Objective — Reproduce all of the records exactly.
## Start Provided entries
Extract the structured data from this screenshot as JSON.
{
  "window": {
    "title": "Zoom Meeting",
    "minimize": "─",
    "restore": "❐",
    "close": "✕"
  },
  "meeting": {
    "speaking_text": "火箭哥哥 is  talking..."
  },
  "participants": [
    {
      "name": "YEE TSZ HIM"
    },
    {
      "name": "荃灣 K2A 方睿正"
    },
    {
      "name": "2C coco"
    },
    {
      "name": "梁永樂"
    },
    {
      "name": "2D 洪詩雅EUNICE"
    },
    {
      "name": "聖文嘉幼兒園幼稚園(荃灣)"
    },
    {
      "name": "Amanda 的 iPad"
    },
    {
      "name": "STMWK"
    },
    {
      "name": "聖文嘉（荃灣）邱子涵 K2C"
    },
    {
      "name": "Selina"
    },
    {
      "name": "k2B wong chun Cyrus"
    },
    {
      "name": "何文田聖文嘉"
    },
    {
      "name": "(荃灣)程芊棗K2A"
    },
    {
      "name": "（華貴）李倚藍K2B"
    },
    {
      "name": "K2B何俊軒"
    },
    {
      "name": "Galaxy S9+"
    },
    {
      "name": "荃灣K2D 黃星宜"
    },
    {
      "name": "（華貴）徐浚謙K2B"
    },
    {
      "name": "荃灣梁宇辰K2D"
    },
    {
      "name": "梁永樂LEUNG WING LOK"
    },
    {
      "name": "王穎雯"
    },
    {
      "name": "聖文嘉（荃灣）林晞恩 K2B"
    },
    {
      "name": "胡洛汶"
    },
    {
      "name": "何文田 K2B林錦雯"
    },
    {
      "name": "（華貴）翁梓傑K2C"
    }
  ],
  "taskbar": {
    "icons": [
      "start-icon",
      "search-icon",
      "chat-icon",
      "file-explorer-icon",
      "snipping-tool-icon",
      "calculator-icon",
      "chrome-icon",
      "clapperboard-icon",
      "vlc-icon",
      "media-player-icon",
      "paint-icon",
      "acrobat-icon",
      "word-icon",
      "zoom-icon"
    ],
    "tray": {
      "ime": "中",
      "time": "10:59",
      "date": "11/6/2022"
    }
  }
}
## End Provided entries
Complete answer —
Extract the structured data from this screenshot as JSON.
{
  "window": {
    "title": "Zoom Meeting",
    "minimize": "─",
    "restore": "❐",
    "close": "✕"
  },
  "meeting": {
    "speaking_text": "火箭哥哥 is  talking..."
  },
  "participants": [
    {
      "name": "YEE TSZ HIM"
    },
    {
      "name": "荃灣 K2A 方睿正"
    },
    {
      "name": "2C coco"
    },
    {
      "name": "梁永樂"
    },
    {
      "name": "2D 洪詩雅EUNICE"
    },
    {
      "name": "聖文嘉幼兒園幼稚園(荃灣)"
    },
    {
      "name": "Amanda 的 iPad"
    },
    {
      "name": "STMWK"
    },
    {
      "name": "聖文嘉（荃灣）邱子涵 K2C"
    },
    {
      "name": "Selina"
    },
    {
      "name": "k2B wong chun Cyrus"
    },
    {
      "name": "何文田聖文嘉"
    },
    {
      "name": "(荃灣)程芊棗K2A"
    },
    {
      "name": "（華貴）李倚藍K2B"
    },
    {
      "name": "K2B何俊軒"
    },
    {
      "name": "Galaxy S9+"
    },
    {
      "name": "荃灣K2D 黃星宜"
    },
    {
      "name": "（華貴）徐浚謙K2B"
    },
    {
      "name": "荃灣梁宇辰K2D"
    },
    {
      "name": "梁永樂LEUNG WING LOK"
    },
    {
      "name": "王穎雯"
    },
    {
      "name": "聖文嘉（荃灣）林晞恩 K2B"
    },
    {
      "name": "胡洛汶"
    },
    {
      "name": "何文田 K2B林錦雯"
    },
    {
      "name": "（華貴）翁梓傑K2C"
    }
  ],
  "taskbar": {
    "icons": [
      "start-icon",
      "search-icon",
      "chat-icon",
      "file-explorer-icon",
      "snipping-tool-icon",
      "calculator-icon",
      "chrome-icon",
      "clapperboard-icon",
      "vlc-icon",
      "media-player-icon",
      "paint-icon",
      "acrobat-icon",
      "word-icon",
      "zoom-icon"
    ],
    "tray": {
      "ime": "中",
      "time": "10:59",
      "date": "11/6/2022"
    }
  }
}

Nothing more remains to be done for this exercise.